## YOUR TASK
Without the pictures, set down the records below word for word.

## SUPPLIED MATERIAL

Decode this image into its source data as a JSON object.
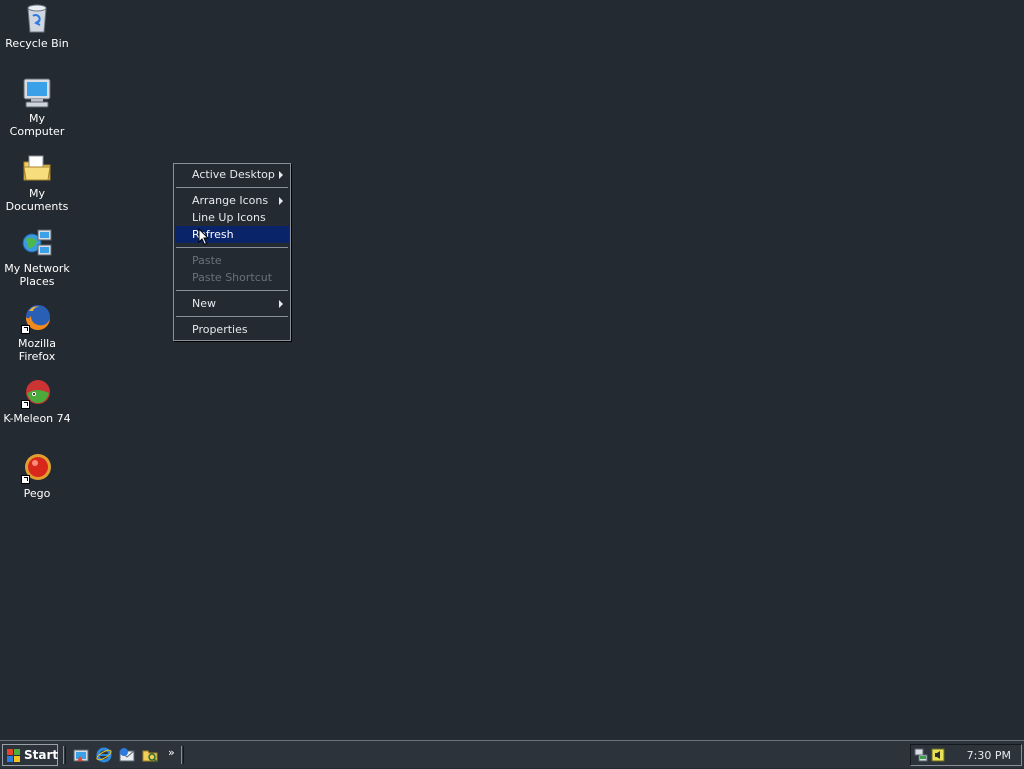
{
  "desktop": {
    "icons": [
      {
        "name": "recycle-bin-icon",
        "label": "Recycle Bin"
      },
      {
        "name": "my-computer-icon",
        "label": "My Computer"
      },
      {
        "name": "my-documents-icon",
        "label": "My Documents"
      },
      {
        "name": "my-network-places-icon",
        "label": "My Network Places"
      },
      {
        "name": "firefox-icon",
        "label": "Mozilla Firefox"
      },
      {
        "name": "k-meleon-icon",
        "label": "K-Meleon 74"
      },
      {
        "name": "pego-icon",
        "label": "Pego"
      }
    ]
  },
  "context_menu": {
    "items": [
      {
        "label": "Active Desktop",
        "submenu": true,
        "enabled": true
      },
      {
        "label": "Arrange Icons",
        "submenu": true,
        "enabled": true
      },
      {
        "label": "Line Up Icons",
        "submenu": false,
        "enabled": true
      },
      {
        "label": "Refresh",
        "submenu": false,
        "enabled": true,
        "highlighted": true
      },
      {
        "label": "Paste",
        "submenu": false,
        "enabled": false
      },
      {
        "label": "Paste Shortcut",
        "submenu": false,
        "enabled": false
      },
      {
        "label": "New",
        "submenu": true,
        "enabled": true
      },
      {
        "label": "Properties",
        "submenu": false,
        "enabled": true
      }
    ]
  },
  "taskbar": {
    "start_label": "Start",
    "quick_launch": [
      "show-desktop-icon",
      "internet-explorer-icon",
      "outlook-express-icon",
      "windows-explorer-icon"
    ],
    "overflow_label": "»",
    "clock": "7:30 PM",
    "tray_icons": [
      "network-icon",
      "volume-icon"
    ]
  },
  "colors": {
    "desktop_background": "#242a31",
    "menu_highlight": "#0a246a"
  }
}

## ANSWER TO THIS TASK
Decode this image into its source data as a JSON object.
{
  "desktop": {
    "icons": [
      {
        "name": "recycle-bin-icon",
        "label": "Recycle Bin"
      },
      {
        "name": "my-computer-icon",
        "label": "My Computer"
      },
      {
        "name": "my-documents-icon",
        "label": "My Documents"
      },
      {
        "name": "my-network-places-icon",
        "label": "My Network Places"
      },
      {
        "name": "firefox-icon",
        "label": "Mozilla Firefox"
      },
      {
        "name": "k-meleon-icon",
        "label": "K-Meleon 74"
      },
      {
        "name": "pego-icon",
        "label": "Pego"
      }
    ]
  },
  "context_menu": {
    "items": [
      {
        "label": "Active Desktop",
        "submenu": true,
        "enabled": true
      },
      {
        "label": "Arrange Icons",
        "submenu": true,
        "enabled": true
      },
      {
        "label": "Line Up Icons",
        "submenu": false,
        "enabled": true
      },
      {
        "label": "Refresh",
        "submenu": false,
        "enabled": true,
        "highlighted": true
      },
      {
        "label": "Paste",
        "submenu": false,
        "enabled": false
      },
      {
        "label": "Paste Shortcut",
        "submenu": false,
        "enabled": false
      },
      {
        "label": "New",
        "submenu": true,
        "enabled": true
      },
      {
        "label": "Properties",
        "submenu": false,
        "enabled": true
      }
    ]
  },
  "taskbar": {
    "start_label": "Start",
    "quick_launch": [
      "show-desktop-icon",
      "internet-explorer-icon",
      "outlook-express-icon",
      "windows-explorer-icon"
    ],
    "overflow_label": "»",
    "clock": "7:30 PM",
    "tray_icons": [
      "network-icon",
      "volume-icon"
    ]
  },
  "colors": {
    "desktop_background": "#242a31",
    "menu_highlight": "#0a246a"
  }
}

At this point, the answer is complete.